The following diagram illustrates the functional architecture. For simplicity's sake, only four data domains are shown and only some of the data lakehouse capabilities that can be used by data domains are shown.



decentralized-data-platform-logical-oracle.zip

Because the particular industry and organization that deploys a decentralized data platform determines the data domains, this reference architecture doesn't prescribe how data domains should be defined. The data domains depicted are just one example.

The architecture focuses on the following logical divisions used by all domains:

  • Connect, Ingest, Transform

    Connects to data sources and ingests and refines their data for use in each of the data layers in the architecture.

    Source-aligned data domains source data from internal and external data sources and from other domains consuming their data products. Aggregate and Consumer-aligned data domains usually source their data from other domains data products. All domains can source relevant domain data from external sources.

  • Persist, Curate, Create

    Facilitates access and navigation of the data to show the current business view. For relational technologies, data may be logically or physically structured in simple relational, longitudinal, dimensional or OLAP forms. For non-relational data, this layer contains one or more pools of data, either output from an analytical process or data optimized for a specific analytical task.

    In this layer, each data domain curates the data they use to create and expose data products. Usually data is curated and organized by using a medallion architecture that promotes data from bronze, to silver, to gold, according to its value and quality.

    Data products often serve data that is either in the gold or the silver layer. If the data product serves granular data, that data is served from the silver layer. If the data product serves data that is aggregated or is already a further augmented data set, that data is usually served from the gold layer.

  • Analyze, Learn, Predict

    Abstracts the logical business view of the data for consumers. This abstraction facilitates agile approaches to development, migration to the target architecture, and the provision of a single reporting layer from multiple data sources.

    Each data domain typically has their own data consumers, such as domain users, applications, or systems that consume curated data in the form of dashboards, data applications, streaming or APIs.

    Data domains can serve data products to other data domains and within their own domain as a way to organize cross project data sharing.

The architecture has the following functional characteristics:

  • Four data domains are depicted. Each domain curates data specific to that domain, creates data products based on that curated data, and then shares those data products to other domains within the organization or to external entities.
  • Domains can source data from internal data sources, data products curated by other domains, or data shared by external entities.

**DATASET EXCERPTS:**
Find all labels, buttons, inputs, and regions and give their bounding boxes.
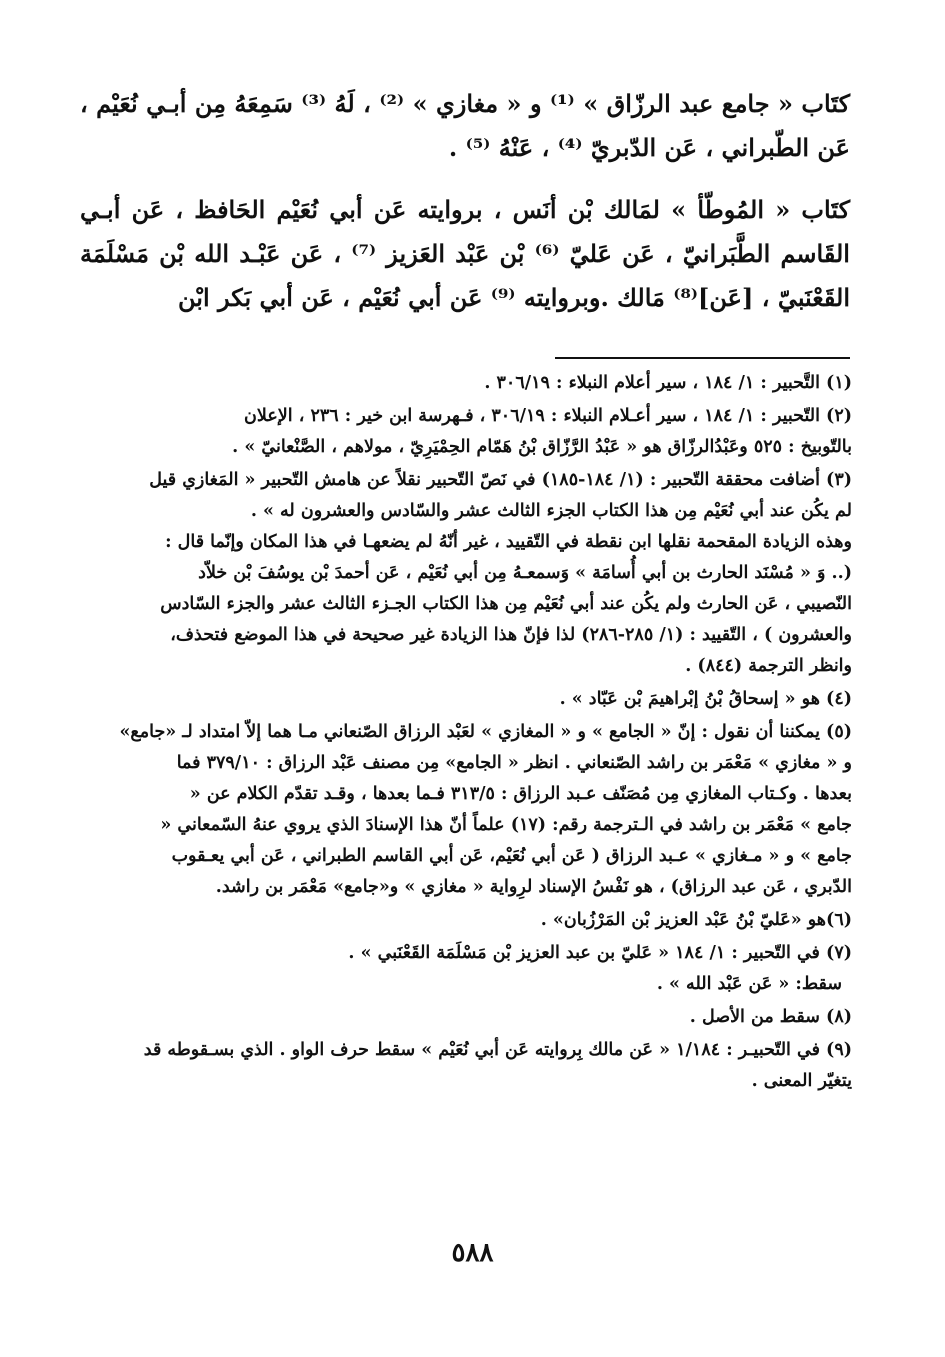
footnote-4 [75, 684, 852, 715]
footnote-5 [75, 717, 852, 903]
footnote-line: (٥) يمكننا أن نقول : إنّ « الجامع » و « المغازي » لعَبْد الرزاق الصّنعاني مـا هما إلاّ امتداد لـ «جامع» [119, 722, 852, 742]
footnote-line: (.. وَ « مُسْنَد الحارث بن أبي أُسامَة » وَسمعـهُ مِن أبي نُعَيْم ، عَن أحمدَ بْن يوسُفَ بْن خلاّد [198, 563, 852, 583]
footnote-line: جامع » مَعْمَر بن راشد في الـترجمة رقم: (١٧) علماً أنّ هذا الإسنادَ الذي يروي عنهُ السّمعاني « [160, 815, 852, 835]
footnote-line: (٨) سقط من الأصل . [689, 1007, 852, 1027]
footnote-9 [75, 1035, 852, 1097]
footnote-line: بالتّوبيخ : ٥٢٥ وعَبْدُالرزّاق هو « عَبْدُ الرَّزّاق بْنُ هَمّام الحِمْيَرِيّ ، مولاهم ، الصَّنْعانيّ » . [232, 437, 852, 457]
footnote-3 [75, 465, 852, 682]
footnote-line: سقط: « عَن عَبْد الله » . [656, 974, 842, 994]
footnote-2 [75, 401, 852, 463]
footnotes [75, 368, 852, 1099]
footnote-line: لم يكُن عند أبي نُعَيْم مِن هذا الكتاب الجزء الثالث عشر والسّادس والعشرون له » . [250, 501, 852, 521]
footnote-line: وانظر الترجمة (٨٤٤) . [685, 656, 852, 676]
page-number: ٥٨٨ [451, 1238, 494, 1268]
footnote-line: جامع » و « مـغازي » عـبد الرزاق ( عَن أبي نُعَيْم، عَن أبي القاسم الطبراني ، عَن أبي يعـقوب [171, 846, 852, 866]
footnote-line: (٢) التّحبير : ١/ ١٨٤ ، سير أعـلام النبلاء : ٣٠٦/١٩ ، فـهرسة ابن خير : ٢٣٦ ، الإعلان [244, 406, 852, 426]
footnote-line: (٤) هو « إسحاقُ بْنُ إبْراهيمَ بْن عَبّاد » . [559, 689, 852, 709]
footnote-line: النّصيبي ، عَن الحارث ولم يكُن عند أبي نُعَيْم مِن هذا الكتاب الجـزء الثالث عشر والجزء السّادس [160, 594, 852, 614]
footnote-6 [75, 905, 852, 936]
footnote-line: (٣) أضافت محققة التّحبير : (١/ ١٨٤-١٨٥) في نَصّ التّحبير نقلاً عن هامش التّحبير « المَغازي قيل [149, 470, 852, 490]
footnote-line: والعشرون ) ، التّقييد : (١/ ٢٨٥-٢٨٦) لذا فإنّ هذا الزيادة غير صحيحة في هذا الموضع فتحذف، [170, 625, 852, 645]
footnote-line: (٩) في التّحبيـر : ١/١٨٤ « عَن مالك بِروايته عَن أبي نُعَيْم » سقط حرف الواو . الذي بسـقوطه قد [143, 1040, 852, 1060]
footnote-7 [75, 938, 852, 1000]
main-text [80, 82, 850, 320]
footnote-line: يتغيّر المعنى . [751, 1071, 852, 1091]
main-paragraph-1: كتَاب « جامع عبد الرزّاق » ⁽¹⁾ و « مغازي » ⁽²⁾ ، لَهُ ⁽³⁾ سَمِعَهُ مِن أبـي نُعَيْم ، عَن الطّبراني ، عَن الدّبريّ ⁽⁴⁾ ، عَنْهُ ⁽⁵⁾ . [80, 89, 850, 162]
main-paragraph-2: كتَاب « المُوطّأ » لمَالك بْن أنَس ، بروايته عَن أبي نُعَيْم الحَافظ ، عَن أبـي القَاسم الطَّبَرانيّ ، عَن عَليّ ⁽⁶⁾ بْن عَبْد العَزيز ⁽⁷⁾ ، عَن عَبْـد الله بْن مَسْلَمَة القَعْنَبيّ ، [عَن]⁽⁸⁾ مَالك .وبروايته ⁽⁹⁾ عَن أبي نُعَيْم ، عَن أبي بَكر ابْن [80, 195, 850, 312]
footnote-line: بعدها . وكـتاب المغازي مِن مُصَنّف عـبد الرزاق : ٣١٣/٥ فـما بعدها ، وقـد تقدّم الكلام عن « [189, 784, 852, 804]
footnote-separator [555, 357, 850, 359]
footnote-1 [75, 368, 852, 399]
footnote-line: الدّبري ، عَن عبد الرزاق) ، هو نَفْسُ الإسناد لرِواية « مغازي » و«جامع» مَعْمَر بن راشد. [215, 877, 852, 897]
footnote-line: (٦)هو «عَليّ بْنُ عَبْد العزيز بْن المَرْزُبان» . [540, 910, 852, 930]
footnote-line: وهذه الزيادة المقحمة نقلها ابن نقطة في التّقييد ، غير أنّهُ لم يضعهـا في هذا المكان وإنّما قال : [165, 532, 852, 552]
footnote-line: (١) التَّحبير : ١/ ١٨٤ ، سير أعلام النبلاء : ٣٠٦/١٩ . [484, 373, 852, 393]
footnote-line: و « مغازي » مَعْمَر بن راشد الصّنعاني . انظر « الجامع» مِن مصنف عَبْد الرزاق : ٣٧٩/١٠ فما [176, 753, 852, 773]
footnote-8 [75, 1002, 852, 1033]
footnote-line: (٧) في التّحبير : ١/ ١٨٤ « عَليّ بن عبد العزيز بْن مَسْلَمَة القَعْنَبي » . [348, 943, 852, 963]
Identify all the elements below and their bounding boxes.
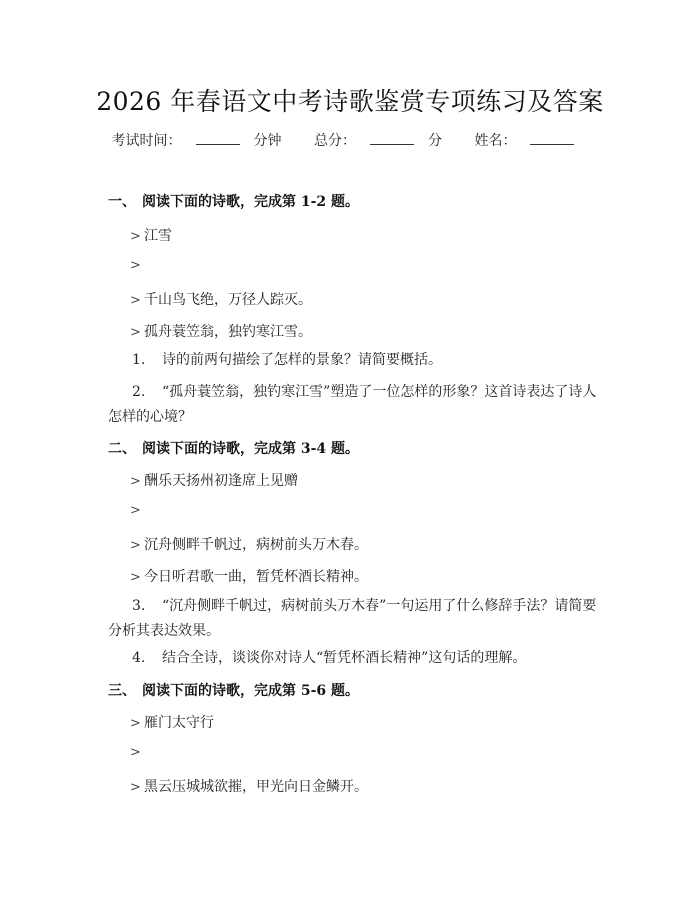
poem-line: > 黑云压城城欲摧，甲光向日金鳞开。: [130, 779, 368, 795]
poem-line: > 千山鸟飞绝，万径人踪灭。: [130, 292, 312, 308]
quote-marker-icon: >: [130, 474, 141, 489]
section-heading-1: 一、 阅读下面的诗歌，完成第 1-2 题。: [108, 194, 360, 210]
poem-line: > 雁门太守行: [130, 715, 214, 731]
name-field: 姓名：: [474, 133, 588, 149]
quote-marker-icon: >: [130, 503, 141, 518]
time-blank[interactable]: [196, 132, 240, 145]
quote-marker-icon: >: [130, 325, 141, 340]
quote-marker-icon: >: [130, 293, 141, 308]
quote-marker-icon: >: [130, 229, 141, 244]
poem-line: [130, 502, 144, 518]
quote-marker-icon: >: [130, 745, 141, 760]
score-blank[interactable]: [370, 132, 414, 145]
question-3: 3. “沉舟侧畔千帆过，病树前头万木春”一句运用了什么修辞手法？请简要分析其表达效果。: [108, 598, 597, 639]
question-1: 1. 诗的前两句描绘了怎样的景象？请简要概括。: [132, 352, 442, 368]
quote-marker-icon: >: [130, 716, 141, 731]
quote-marker-icon: >: [130, 570, 141, 585]
page-title: 2026 年春语文中考诗歌鉴赏专项练习及答案: [96, 87, 604, 116]
quote-marker-icon: >: [130, 258, 141, 273]
exam-meta: [0, 130, 700, 150]
section-heading-2: 二、 阅读下面的诗歌，完成第 3-4 题。: [108, 441, 360, 457]
poem-line: > 江雪: [130, 228, 172, 244]
question-2: 2. “孤舟蓑笠翁，独钓寒江雪”塑造了一位怎样的形象？这首诗表达了诗人怎样的心境？: [108, 384, 597, 425]
poem-line: [130, 744, 144, 760]
question-4: 4. 结合全诗，谈谈你对诗人“暂凭杯酒长精神”这句话的理解。: [132, 650, 527, 666]
name-blank[interactable]: [530, 132, 574, 145]
score-field: 总分： 分: [314, 133, 442, 149]
section-heading-3: 三、 阅读下面的诗歌，完成第 5-6 题。: [108, 683, 360, 699]
time-field: 考试时间： 分钟: [111, 133, 282, 149]
poem-line: > 沉舟侧畔千帆过，病树前头万木春。: [130, 537, 368, 553]
poem-line: > 孤舟蓑笠翁，独钓寒江雪。: [130, 324, 312, 340]
poem-line: > 酬乐天扬州初逢席上见赠: [130, 473, 298, 489]
quote-marker-icon: >: [130, 780, 141, 795]
quote-marker-icon: >: [130, 538, 141, 553]
poem-line: [130, 257, 144, 273]
poem-line: > 今日听君歌一曲，暂凭杯酒长精神。: [130, 569, 368, 585]
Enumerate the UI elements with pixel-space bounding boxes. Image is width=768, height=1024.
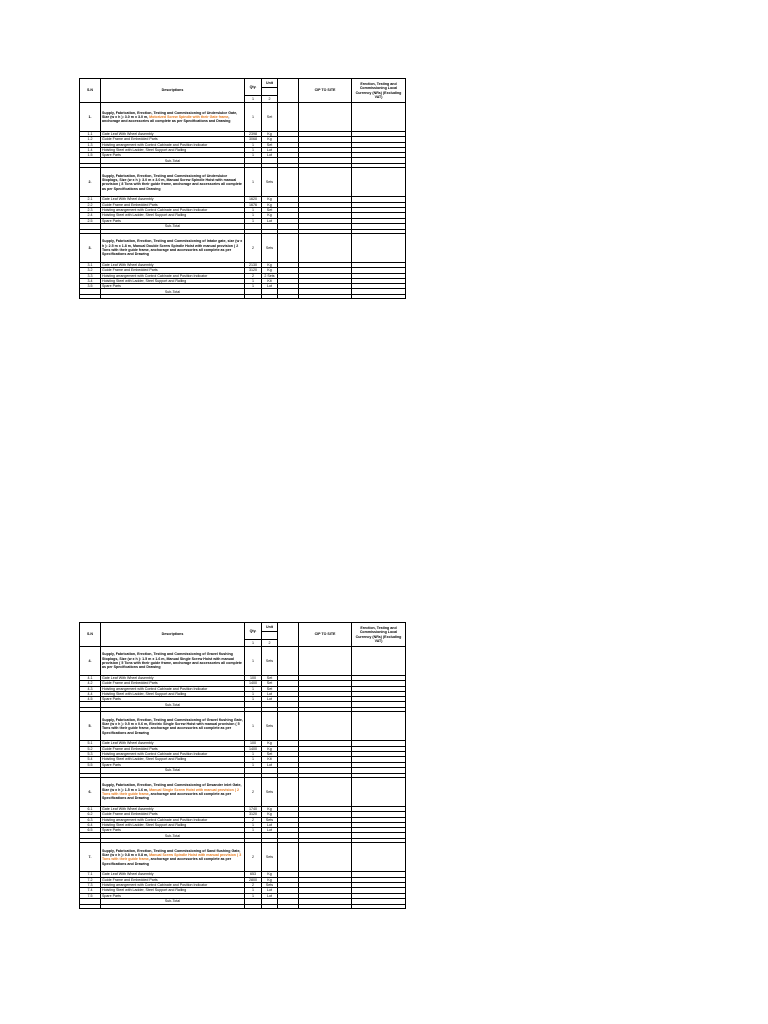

**EXERCISE SET:**
A. Reproduce the architecture description word for word, starting at "Because the particular" and ending at "from external sources.".
B. According to the architecture description, which layer serves the data when a data product serves granular data?
The records have nothing to do with what comes next.

**RESULTS IN ORDER:**
A.
Because the particular industry and organization that deploys a decentralized data platform determines the data domains, this reference architecture doesn't prescribe how data domains should be defined. The data domains depicted are just one example.

The architecture focuses on the following logical divisions used by all domains:

  • Connect, Ingest, Transform

    Connects to data sources and ingests and refines their data for use in each of the data layers in the architecture.

    Source-aligned data domains source data from internal and external data sources and from other domains consuming their data products. Aggregate and Consumer-aligned data domains usually source their data from other domains data products. All domains can source relevant domain data from external sources.

B. The silver layer.